Given task> Tally the lines below that contain the string "brand", treating case as significant, and give only the number.

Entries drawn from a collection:
++++++
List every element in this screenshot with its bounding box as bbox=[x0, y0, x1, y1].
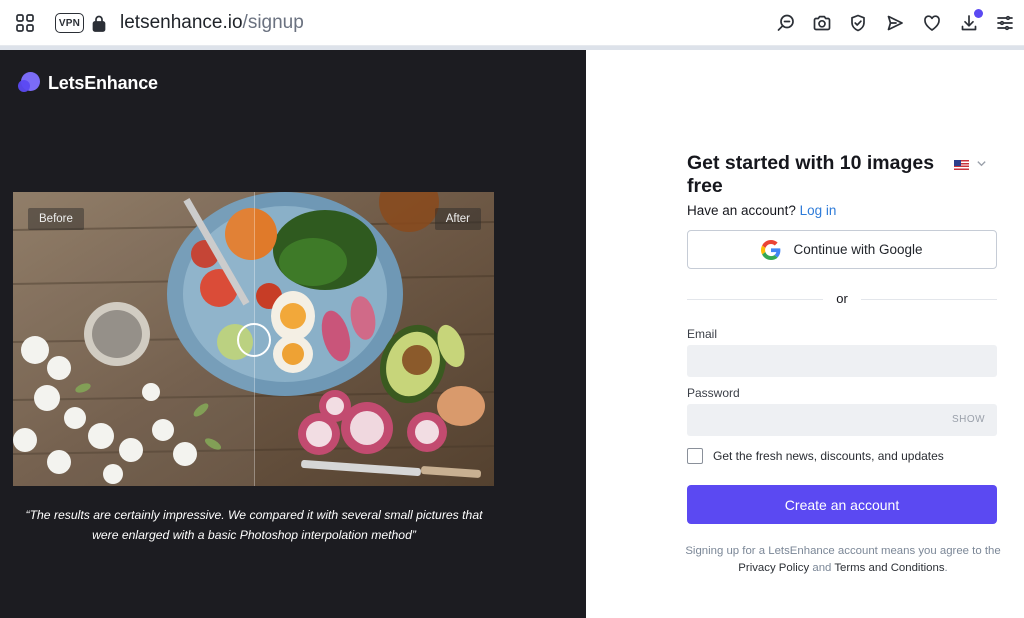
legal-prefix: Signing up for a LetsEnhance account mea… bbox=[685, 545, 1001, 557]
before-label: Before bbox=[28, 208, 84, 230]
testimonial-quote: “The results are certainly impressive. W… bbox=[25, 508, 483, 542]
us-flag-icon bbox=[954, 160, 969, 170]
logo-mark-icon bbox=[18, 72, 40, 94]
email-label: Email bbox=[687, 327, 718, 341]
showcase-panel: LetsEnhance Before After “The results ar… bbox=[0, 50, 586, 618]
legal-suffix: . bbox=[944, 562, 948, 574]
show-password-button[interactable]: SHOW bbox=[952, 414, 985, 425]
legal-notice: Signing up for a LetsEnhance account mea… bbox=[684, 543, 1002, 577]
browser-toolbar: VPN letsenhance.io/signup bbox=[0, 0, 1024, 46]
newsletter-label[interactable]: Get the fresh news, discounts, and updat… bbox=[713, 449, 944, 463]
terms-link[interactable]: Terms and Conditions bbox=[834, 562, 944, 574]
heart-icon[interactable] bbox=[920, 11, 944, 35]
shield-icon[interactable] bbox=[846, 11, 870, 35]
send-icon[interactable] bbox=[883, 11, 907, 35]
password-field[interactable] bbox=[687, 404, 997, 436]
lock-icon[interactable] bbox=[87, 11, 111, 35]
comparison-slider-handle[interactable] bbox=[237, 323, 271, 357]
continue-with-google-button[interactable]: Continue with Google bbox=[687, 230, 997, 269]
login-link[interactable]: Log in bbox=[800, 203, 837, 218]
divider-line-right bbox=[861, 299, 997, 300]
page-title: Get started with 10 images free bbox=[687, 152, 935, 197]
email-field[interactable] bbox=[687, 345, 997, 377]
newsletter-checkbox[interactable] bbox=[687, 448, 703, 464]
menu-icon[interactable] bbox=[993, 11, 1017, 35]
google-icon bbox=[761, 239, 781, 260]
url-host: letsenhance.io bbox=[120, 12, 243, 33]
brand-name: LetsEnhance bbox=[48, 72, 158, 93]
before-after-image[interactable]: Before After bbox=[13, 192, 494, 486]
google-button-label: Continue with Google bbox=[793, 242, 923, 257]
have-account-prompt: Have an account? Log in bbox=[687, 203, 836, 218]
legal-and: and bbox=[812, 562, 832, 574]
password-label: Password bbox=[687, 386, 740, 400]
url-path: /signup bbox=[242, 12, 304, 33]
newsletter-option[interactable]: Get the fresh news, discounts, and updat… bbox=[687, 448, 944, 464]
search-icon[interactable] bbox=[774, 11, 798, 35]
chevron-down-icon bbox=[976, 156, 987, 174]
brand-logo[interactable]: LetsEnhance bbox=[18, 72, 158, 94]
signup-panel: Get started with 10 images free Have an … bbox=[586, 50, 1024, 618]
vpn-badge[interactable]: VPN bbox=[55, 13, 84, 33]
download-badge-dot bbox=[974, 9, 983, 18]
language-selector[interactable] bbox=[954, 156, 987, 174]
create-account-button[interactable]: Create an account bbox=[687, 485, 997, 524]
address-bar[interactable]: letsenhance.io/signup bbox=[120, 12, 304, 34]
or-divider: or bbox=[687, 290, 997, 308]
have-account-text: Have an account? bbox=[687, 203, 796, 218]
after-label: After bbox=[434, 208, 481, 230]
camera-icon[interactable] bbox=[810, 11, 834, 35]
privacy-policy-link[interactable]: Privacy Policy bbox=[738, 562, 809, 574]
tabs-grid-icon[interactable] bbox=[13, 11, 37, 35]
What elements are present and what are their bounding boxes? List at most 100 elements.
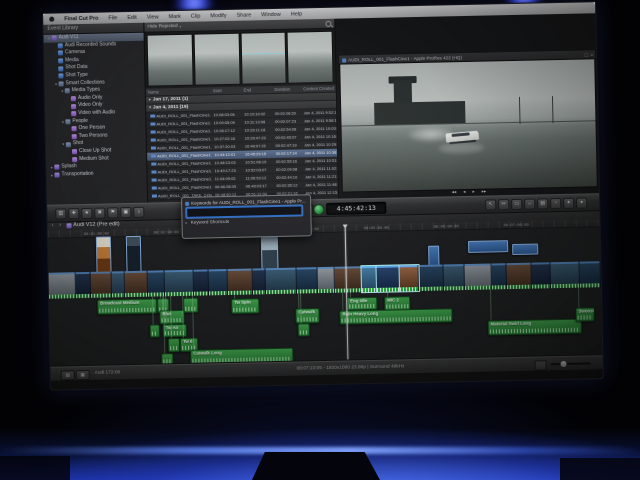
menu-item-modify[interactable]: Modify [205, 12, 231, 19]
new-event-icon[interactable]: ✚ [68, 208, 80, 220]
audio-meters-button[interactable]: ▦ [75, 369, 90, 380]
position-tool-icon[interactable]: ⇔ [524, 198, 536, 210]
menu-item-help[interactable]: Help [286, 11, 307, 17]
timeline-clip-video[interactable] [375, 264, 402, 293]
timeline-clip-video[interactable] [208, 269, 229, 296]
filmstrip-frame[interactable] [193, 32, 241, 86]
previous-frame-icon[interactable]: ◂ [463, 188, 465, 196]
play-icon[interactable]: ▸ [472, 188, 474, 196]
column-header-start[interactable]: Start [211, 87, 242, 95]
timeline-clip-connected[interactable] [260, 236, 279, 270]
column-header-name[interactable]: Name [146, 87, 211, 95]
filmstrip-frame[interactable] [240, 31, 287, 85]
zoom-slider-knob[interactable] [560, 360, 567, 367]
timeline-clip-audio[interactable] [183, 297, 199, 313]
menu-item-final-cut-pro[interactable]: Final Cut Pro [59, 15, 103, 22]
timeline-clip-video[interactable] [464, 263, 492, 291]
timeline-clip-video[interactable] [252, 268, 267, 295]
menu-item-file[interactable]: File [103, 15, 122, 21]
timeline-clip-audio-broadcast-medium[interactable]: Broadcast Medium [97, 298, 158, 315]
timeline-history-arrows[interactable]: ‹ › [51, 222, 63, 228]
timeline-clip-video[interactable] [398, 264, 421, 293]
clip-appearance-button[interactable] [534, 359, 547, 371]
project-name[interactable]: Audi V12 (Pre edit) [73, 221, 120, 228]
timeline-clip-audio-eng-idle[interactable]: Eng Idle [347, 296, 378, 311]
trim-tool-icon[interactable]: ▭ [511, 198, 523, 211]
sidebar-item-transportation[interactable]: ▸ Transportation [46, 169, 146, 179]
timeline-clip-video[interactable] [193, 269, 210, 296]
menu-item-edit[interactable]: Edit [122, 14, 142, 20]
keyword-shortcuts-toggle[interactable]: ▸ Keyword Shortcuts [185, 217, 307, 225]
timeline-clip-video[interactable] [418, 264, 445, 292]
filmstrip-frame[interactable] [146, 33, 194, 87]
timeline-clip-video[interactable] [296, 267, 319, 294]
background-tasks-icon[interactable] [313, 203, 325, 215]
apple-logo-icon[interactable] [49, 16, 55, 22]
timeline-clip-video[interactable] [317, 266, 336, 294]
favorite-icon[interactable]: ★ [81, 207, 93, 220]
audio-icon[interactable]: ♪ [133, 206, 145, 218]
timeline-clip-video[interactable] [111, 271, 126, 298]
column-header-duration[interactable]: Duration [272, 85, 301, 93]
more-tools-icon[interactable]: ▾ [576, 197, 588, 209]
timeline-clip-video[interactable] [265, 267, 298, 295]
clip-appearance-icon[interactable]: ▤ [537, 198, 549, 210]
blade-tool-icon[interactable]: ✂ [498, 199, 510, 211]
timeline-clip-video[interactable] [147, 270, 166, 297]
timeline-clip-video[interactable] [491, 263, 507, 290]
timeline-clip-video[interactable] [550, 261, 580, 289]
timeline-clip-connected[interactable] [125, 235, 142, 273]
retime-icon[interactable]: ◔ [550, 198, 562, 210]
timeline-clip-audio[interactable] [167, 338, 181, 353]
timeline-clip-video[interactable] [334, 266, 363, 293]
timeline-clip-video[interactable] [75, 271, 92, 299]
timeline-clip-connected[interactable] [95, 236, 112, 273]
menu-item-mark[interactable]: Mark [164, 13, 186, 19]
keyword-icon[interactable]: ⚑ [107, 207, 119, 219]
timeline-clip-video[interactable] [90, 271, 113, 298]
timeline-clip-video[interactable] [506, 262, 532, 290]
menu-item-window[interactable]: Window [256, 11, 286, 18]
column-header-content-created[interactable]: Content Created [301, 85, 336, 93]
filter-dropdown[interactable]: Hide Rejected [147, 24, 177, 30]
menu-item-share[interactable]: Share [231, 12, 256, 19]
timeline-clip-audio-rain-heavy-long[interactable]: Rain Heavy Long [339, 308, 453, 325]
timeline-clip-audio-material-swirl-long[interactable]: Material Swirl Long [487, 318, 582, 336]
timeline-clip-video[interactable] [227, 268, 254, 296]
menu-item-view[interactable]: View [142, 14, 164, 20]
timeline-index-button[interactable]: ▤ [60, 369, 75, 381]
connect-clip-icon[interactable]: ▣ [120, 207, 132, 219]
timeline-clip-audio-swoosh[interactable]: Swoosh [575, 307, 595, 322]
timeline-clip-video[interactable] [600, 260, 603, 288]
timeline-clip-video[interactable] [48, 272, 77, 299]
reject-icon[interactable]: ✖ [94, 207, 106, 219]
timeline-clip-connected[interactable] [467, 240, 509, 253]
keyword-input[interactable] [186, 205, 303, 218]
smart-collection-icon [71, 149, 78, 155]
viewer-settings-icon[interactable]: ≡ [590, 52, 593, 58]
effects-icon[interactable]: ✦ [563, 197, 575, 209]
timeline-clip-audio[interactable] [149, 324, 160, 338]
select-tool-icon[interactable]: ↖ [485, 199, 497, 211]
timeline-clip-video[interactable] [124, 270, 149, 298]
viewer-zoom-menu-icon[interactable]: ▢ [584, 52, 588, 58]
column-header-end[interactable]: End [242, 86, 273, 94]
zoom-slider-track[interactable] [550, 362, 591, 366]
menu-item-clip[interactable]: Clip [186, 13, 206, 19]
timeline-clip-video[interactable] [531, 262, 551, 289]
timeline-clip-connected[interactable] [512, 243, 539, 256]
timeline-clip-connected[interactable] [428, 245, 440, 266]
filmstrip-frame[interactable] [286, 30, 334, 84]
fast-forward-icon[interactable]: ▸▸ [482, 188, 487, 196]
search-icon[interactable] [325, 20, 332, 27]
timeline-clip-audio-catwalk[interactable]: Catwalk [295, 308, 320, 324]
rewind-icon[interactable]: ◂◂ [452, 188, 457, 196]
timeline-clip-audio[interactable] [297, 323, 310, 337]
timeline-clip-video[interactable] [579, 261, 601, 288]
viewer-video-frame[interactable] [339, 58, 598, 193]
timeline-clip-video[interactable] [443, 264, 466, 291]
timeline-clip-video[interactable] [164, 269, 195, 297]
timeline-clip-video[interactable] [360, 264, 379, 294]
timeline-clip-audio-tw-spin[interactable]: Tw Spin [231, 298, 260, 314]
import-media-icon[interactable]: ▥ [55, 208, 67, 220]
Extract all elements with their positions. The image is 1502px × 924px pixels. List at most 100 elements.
++++++
Result for this exercise> 2